Start

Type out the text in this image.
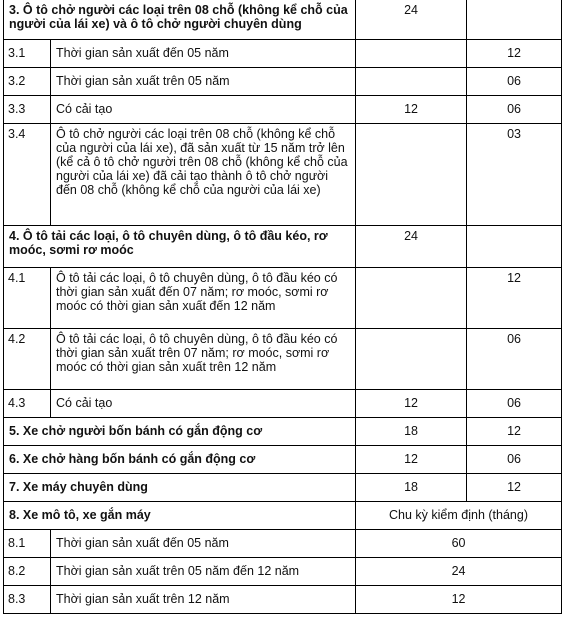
3. Ô tô chở người các loại trên 08 chỗ (không kể chỗ của người của lái xe) và ô tô chở người chuyên dùng		24	
3.1	Thời gian sản xuất đến 05 năm		12
3.2	Thời gian sản xuất trên 05 năm		06
3.3	Có cải tạo	12	06
3.4	Ô tô chở người các loại trên 08 chỗ (không kể chỗ của người của lái xe), đã sản xuất từ 15 năm trở lên (kể cả ô tô chở người trên 08 chỗ (không kể chỗ của người của lái xe) đã cải tạo thành ô tô chở người đến 08 chỗ (không kể chỗ của người của lái xe)		03
4. Ô tô tải các loại, ô tô chuyên dùng, ô tô đầu kéo, rơ moóc, sơmi rơ moóc		24	
4.1	Ô tô tải các loại, ô tô chuyên dùng, ô tô đầu kéo có thời gian sản xuất đến 07 năm; rơ moóc, sơmi rơ moóc có thời gian sản xuất đến 12 năm		12
4.2	Ô tô tải các loại, ô tô chuyên dùng, ô tô đầu kéo có thời gian sản xuất trên 07 năm; rơ moóc, sơmi rơ moóc có thời gian sản xuất trên 12 năm		06
4.3	Có cải tạo	12	06
5. Xe chở người bốn bánh có gắn động cơ		18	12
6. Xe chở hàng bốn bánh có gắn động cơ		12	06
7. Xe máy chuyên dùng		18	12
8. Xe mô tô, xe gắn máy		Chu kỳ kiểm định (tháng)	
8.1	Thời gian sản xuất đến 05 năm	60	
8.2	Thời gian sản xuất trên 05 năm đến 12 năm	24	
8.3	Thời gian sản xuất trên 12 năm	12	
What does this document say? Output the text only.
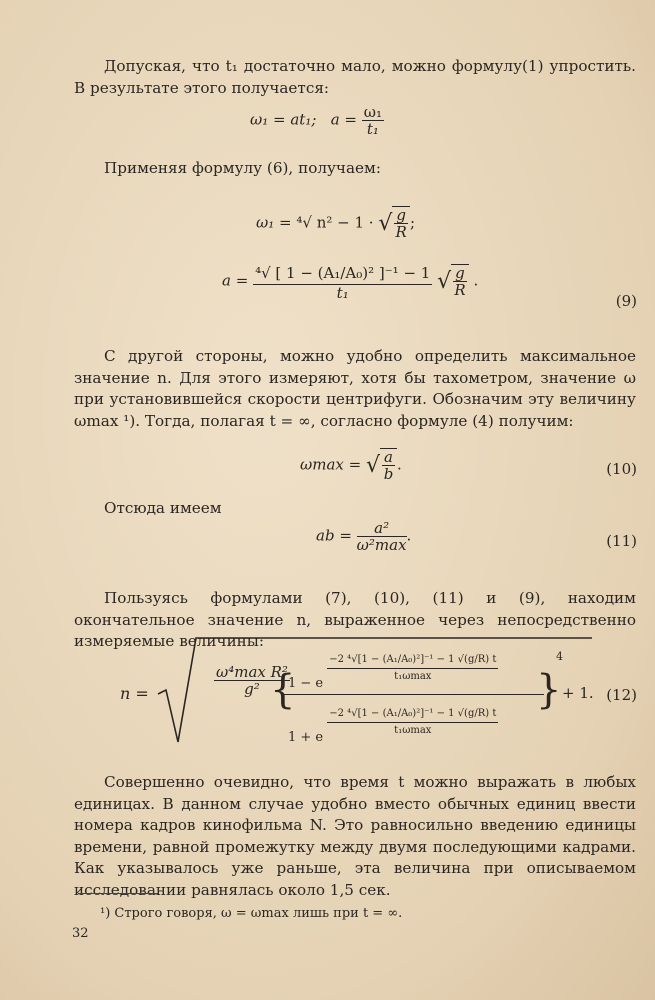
Допуская, что t₁ достаточно мало, можно формулу(1) упростить. В результате этого получается:
ω₁ = at₁; $a = \frac{\text{ω₁}}{\text{t₁}}$
Применяя формулу (6), получаем:
ω₁ = ⁴√ n² − 1 · √ $\frac{g}{R}$ ;
$a = \frac{\text{⁴√ [ 1 − (A₁/A₀)² ]⁻¹ − 1}}{\text{t₁}}$ √ $\frac{g}{R}$ .
(9)
С другой стороны, можно удобно определить максимальное значение n. Для этого измеряют, хотя бы тахометром, значение ω при установившейся скорости центрифуги. Обозначим эту величину ωmax ¹). Тогда, полагая t = ∞, согласно формуле (4) получим:
ωmax = √ $\frac{a}{b}$ .	(10)
Отсюда имеем
ab = $\frac{\text{a²}}{\text{ω²max}}$ .	(11)
Пользуясь формулами (7), (10), (11) и (9), находим окончательное значение n, выраженное через непосредственно измеряемые величины:
n =	$\frac{\text{ω⁴max R²}}{\text{g²}}$
{
1 − e $\frac{\text{−2 ⁴√[1 − (A₁/A₀)²]⁻¹ − 1 √(g/R) t}}{\text{t₁ωmax}}$
1 + e $\frac{\text{−2 ⁴√[1 − (A₁/A₀)²]⁻¹ − 1 √(g/R) t}}{\text{t₁ωmax}}$
}
4
+ 1. (12)
Совершенно очевидно, что время t можно выражать в любых единицах. В данном случае удобно вместо обычных единиц ввести номера кадров кинофильма N. Это равносильно введению единицы времени, равной промежутку между двумя последующими кадрами. Как указывалось уже раньше, эта величина при описываемом исследовании равнялась около 1,5 сек.
¹) Строго говоря, ω = ωmax лишь при t = ∞.
32
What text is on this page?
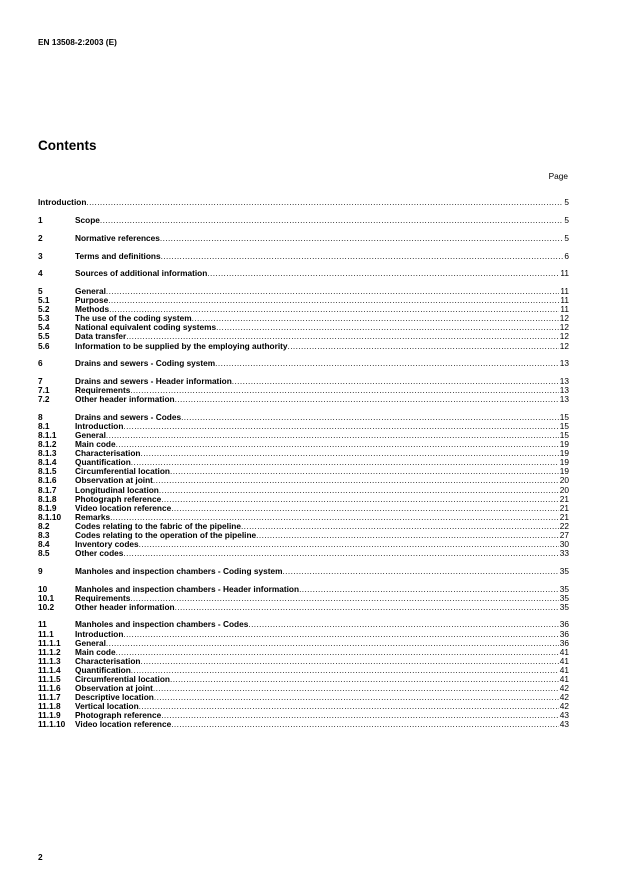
EN 13508-2:2003 (E)
Contents
Page
Introduction .....	5
1	Scope .....	5
2	Normative references .....	5
3	Terms and definitions .....	6
4	Sources of additional information .....	11
5	General .....	11
5.1	Purpose .....	11
5.2	Methods .....	11
5.3	The use of the coding system .....	12
5.4	National equivalent coding systems .....	12
5.5	Data transfer .....	12
5.6	Information to be supplied by the employing authority .....	12
6	Drains and sewers - Coding system .....	13
7	Drains and sewers - Header information .....	13
7.1	Requirements .....	13
7.2	Other header information .....	13
8	Drains and sewers - Codes .....	15
8.1	Introduction .....	15
8.1.1	General .....	15
8.1.2	Main code .....	19
8.1.3	Characterisation .....	19
8.1.4	Quantification .....	19
8.1.5	Circumferential location .....	19
8.1.6	Observation at joint .....	20
8.1.7	Longitudinal location .....	20
8.1.8	Photograph reference .....	21
8.1.9	Video location reference .....	21
8.1.10	Remarks .....	21
8.2	Codes relating to the fabric of the pipeline .....	22
8.3	Codes relating to the operation of the pipeline .....	27
8.4	Inventory codes .....	30
8.5	Other codes .....	33
9	Manholes and inspection chambers - Coding system .....	35
10	Manholes and inspection chambers - Header information .....	35
10.1	Requirements .....	35
10.2	Other header information .....	35
11	Manholes and inspection chambers - Codes .....	36
11.1	Introduction .....	36
11.1.1	General .....	36
11.1.2	Main code .....	41
11.1.3	Characterisation .....	41
11.1.4	Quantification .....	41
11.1.5	Circumferential location .....	41
11.1.6	Observation at joint .....	42
11.1.7	Descriptive location .....	42
11.1.8	Vertical location .....	42
11.1.9	Photograph reference .....	43
11.1.10	Video location reference .....	43
2
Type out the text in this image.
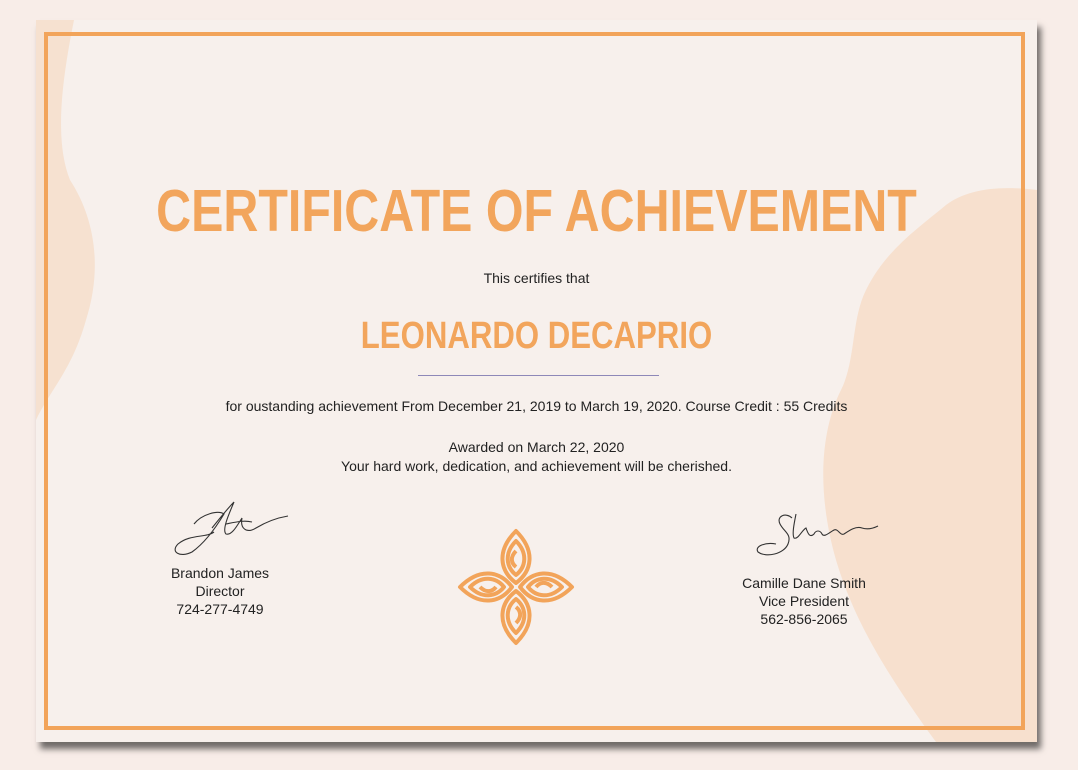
CERTIFICATE OF ACHIEVEMENT
This certifies that
LEONARDO DECAPRIO
for oustanding achievement From December 21, 2019 to March 19, 2020. Course Credit : 55 Credits
Awarded on March 22, 2020
Your hard work, dedication, and achievement will be cherished.
Brandon James
Director
724-277-4749
Camille Dane Smith
Vice President
562-856-2065
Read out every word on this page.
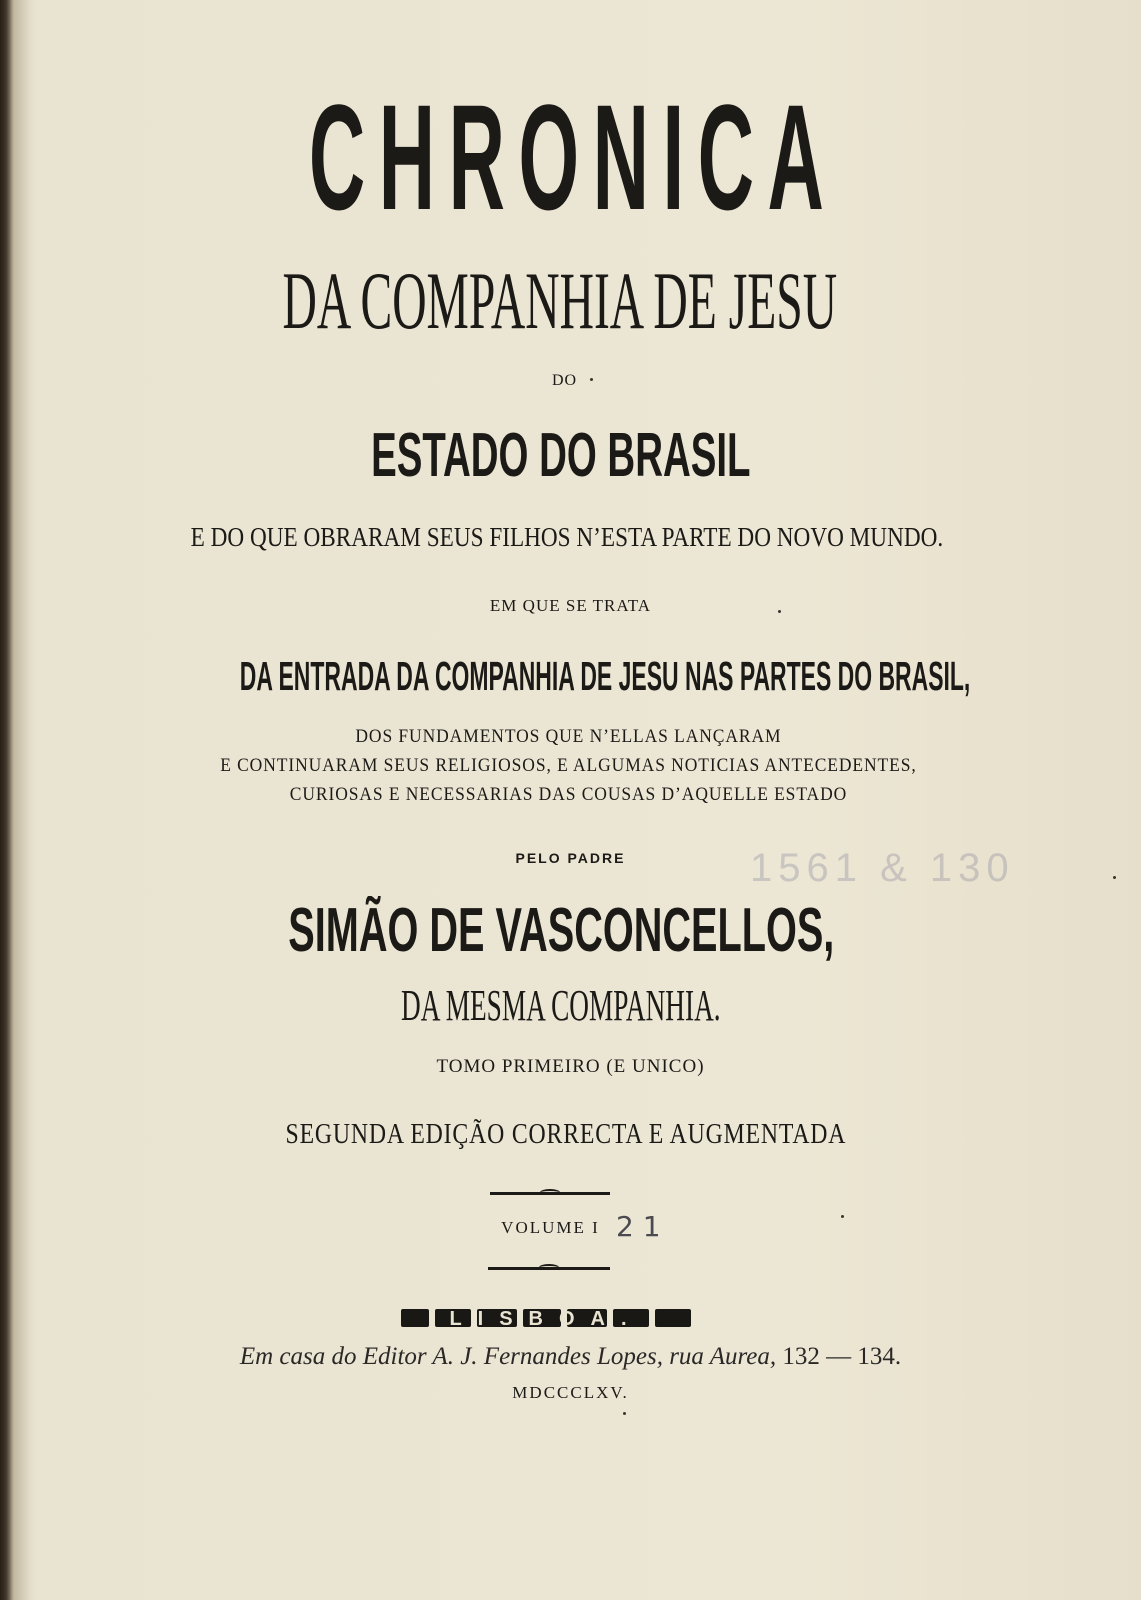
CHRONICA
DA COMPANHIA DE JESU
DO
ESTADO DO BRASIL
E DO QUE OBRARAM SEUS FILHOS N’ESTA PARTE DO NOVO MUNDO.
EM QUE SE TRATA
DA ENTRADA DA COMPANHIA DE JESU NAS PARTES DO BRASIL,
DOS FUNDAMENTOS QUE N’ELLAS LANÇARAM
E CONTINUARAM SEUS RELIGIOSOS, E ALGUMAS NOTICIAS ANTECEDENTES,
CURIOSAS E NECESSARIAS DAS COUSAS D’AQUELLE ESTADO
PELO PADRE	1561 & 130
SIMÃO DE VASCONCELLOS,
DA MESMA COMPANHIA.
TOMO PRIMEIRO (E UNICO)
SEGUNDA EDIÇÃO CORRECTA E AUGMENTADA
VOLUME I 2 1
LISBOA.
Em casa do Editor A. J. Fernandes Lopes, rua Aurea, 132 — 134.
MDCCCLXV.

End

• Aim:
Exclude all images and restate the records above word for word.

• Task result:
Type out the text in this image.
3. Ô tô chở người các loại trên 08 chỗ (không kể chỗ của người của lái xe) và ô tô chở người chuyên dùng		24	
3.1	Thời gian sản xuất đến 05 năm		12
3.2	Thời gian sản xuất trên 05 năm		06
3.3	Có cải tạo	12	06
3.4	Ô tô chở người các loại trên 08 chỗ (không kể chỗ của người của lái xe), đã sản xuất từ 15 năm trở lên (kể cả ô tô chở người trên 08 chỗ (không kể chỗ của người của lái xe) đã cải tạo thành ô tô chở người đến 08 chỗ (không kể chỗ của người của lái xe)		03
4. Ô tô tải các loại, ô tô chuyên dùng, ô tô đầu kéo, rơ moóc, sơmi rơ moóc		24	
4.1	Ô tô tải các loại, ô tô chuyên dùng, ô tô đầu kéo có thời gian sản xuất đến 07 năm; rơ moóc, sơmi rơ moóc có thời gian sản xuất đến 12 năm		12
4.2	Ô tô tải các loại, ô tô chuyên dùng, ô tô đầu kéo có thời gian sản xuất trên 07 năm; rơ moóc, sơmi rơ moóc có thời gian sản xuất trên 12 năm		06
4.3	Có cải tạo	12	06
5. Xe chở người bốn bánh có gắn động cơ		18	12
6. Xe chở hàng bốn bánh có gắn động cơ		12	06
7. Xe máy chuyên dùng		18	12
8. Xe mô tô, xe gắn máy		Chu kỳ kiểm định (tháng)	
8.1	Thời gian sản xuất đến 05 năm	60	
8.2	Thời gian sản xuất trên 05 năm đến 12 năm	24	
8.3	Thời gian sản xuất trên 12 năm	12	
What does this document say? Output the text only.
Допуская, что t₁ достаточно мало, можно формулу(1) упростить. В результате этого получается:
ω₁ = at₁; $a = \frac{\text{ω₁}}{\text{t₁}}$
Применяя формулу (6), получаем:
ω₁ = ⁴√ n² − 1 · √ $\frac{g}{R}$ ;
$a = \frac{\text{⁴√ [ 1 − (A₁/A₀)² ]⁻¹ − 1}}{\text{t₁}}$ √ $\frac{g}{R}$ .
(9)
С другой стороны, можно удобно определить максимальное значение n. Для этого измеряют, хотя бы тахометром, значение ω при установившейся скорости центрифуги. Обозначим эту величину ωmax ¹). Тогда, полагая t = ∞, согласно формуле (4) получим:
ωmax = √ $\frac{a}{b}$ .	(10)
Отсюда имеем
ab = $\frac{\text{a²}}{\text{ω²max}}$ .	(11)
Пользуясь формулами (7), (10), (11) и (9), находим окончательное значение n, выраженное через непосредственно измеряемые величины:
n =	$\frac{\text{ω⁴max R²}}{\text{g²}}$
{
1 − e $\frac{\text{−2 ⁴√[1 − (A₁/A₀)²]⁻¹ − 1 √(g/R) t}}{\text{t₁ωmax}}$
1 + e $\frac{\text{−2 ⁴√[1 − (A₁/A₀)²]⁻¹ − 1 √(g/R) t}}{\text{t₁ωmax}}$
}
4
+ 1. (12)
Совершенно очевидно, что время t можно выражать в любых единицах. В данном случае удобно вместо обычных единиц ввести номера кадров кинофильма N. Это равносильно введению единицы времени, равной промежутку между двумя последующими кадрами. Как указывалось уже раньше, эта величина при описываемом исследовании равнялась около 1,5 сек.
¹) Строго говоря, ω = ωmax лишь при t = ∞.
32
What text is on this page?
EN 13508-2:2003 (E)
Contents
Page
Introduction .....	5
1	Scope .....	5
2	Normative references .....	5
3	Terms and definitions .....	6
4	Sources of additional information .....	11
5	General .....	11
5.1	Purpose .....	11
5.2	Methods .....	11
5.3	The use of the coding system .....	12
5.4	National equivalent coding systems .....	12
5.5	Data transfer .....	12
5.6	Information to be supplied by the employing authority .....	12
6	Drains and sewers - Coding system .....	13
7	Drains and sewers - Header information .....	13
7.1	Requirements .....	13
7.2	Other header information .....	13
8	Drains and sewers - Codes .....	15
8.1	Introduction .....	15
8.1.1	General .....	15
8.1.2	Main code .....	19
8.1.3	Characterisation .....	19
8.1.4	Quantification .....	19
8.1.5	Circumferential location .....	19
8.1.6	Observation at joint .....	20
8.1.7	Longitudinal location .....	20
8.1.8	Photograph reference .....	21
8.1.9	Video location reference .....	21
8.1.10	Remarks .....	21
8.2	Codes relating to the fabric of the pipeline .....	22
8.3	Codes relating to the operation of the pipeline .....	27
8.4	Inventory codes .....	30
8.5	Other codes .....	33
9	Manholes and inspection chambers - Coding system .....	35
10	Manholes and inspection chambers - Header information .....	35
10.1	Requirements .....	35
10.2	Other header information .....	35
11	Manholes and inspection chambers - Codes .....	36
11.1	Introduction .....	36
11.1.1	General .....	36
11.1.2	Main code .....	41
11.1.3	Characterisation .....	41
11.1.4	Quantification .....	41
11.1.5	Circumferential location .....	41
11.1.6	Observation at joint .....	42
11.1.7	Descriptive location .....	42
11.1.8	Vertical location .....	42
11.1.9	Photograph reference .....	43
11.1.10	Video location reference .....	43
2
Type out the text in this image.
CERTIFICATE OF ACHIEVEMENT
This certifies that
LEONARDO DECAPRIO
for oustanding achievement From December 21, 2019 to March 19, 2020. Course Credit : 55 Credits
Awarded on March 22, 2020
Your hard work, dedication, and achievement will be cherished.
Brandon James
Director
724-277-4749
Camille Dane Smith
Vice President
562-856-2065
Read out every word on this page.
CHRONICA
DA COMPANHIA DE JESU
DO
ESTADO DO BRASIL
E DO QUE OBRARAM SEUS FILHOS N’ESTA PARTE DO NOVO MUNDO.
EM QUE SE TRATA
DA ENTRADA DA COMPANHIA DE JESU NAS PARTES DO BRASIL,
DOS FUNDAMENTOS QUE N’ELLAS LANÇARAM
E CONTINUARAM SEUS RELIGIOSOS, E ALGUMAS NOTICIAS ANTECEDENTES,
CURIOSAS E NECESSARIAS DAS COUSAS D’AQUELLE ESTADO
PELO PADRE	1561 & 130
SIMÃO DE VASCONCELLOS,
DA MESMA COMPANHIA.
TOMO PRIMEIRO (E UNICO)
SEGUNDA EDIÇÃO CORRECTA E AUGMENTADA
VOLUME I 2 1
LISBOA.
Em casa do Editor A. J. Fernandes Lopes, rua Aurea, 132 — 134.
MDCCCLXV.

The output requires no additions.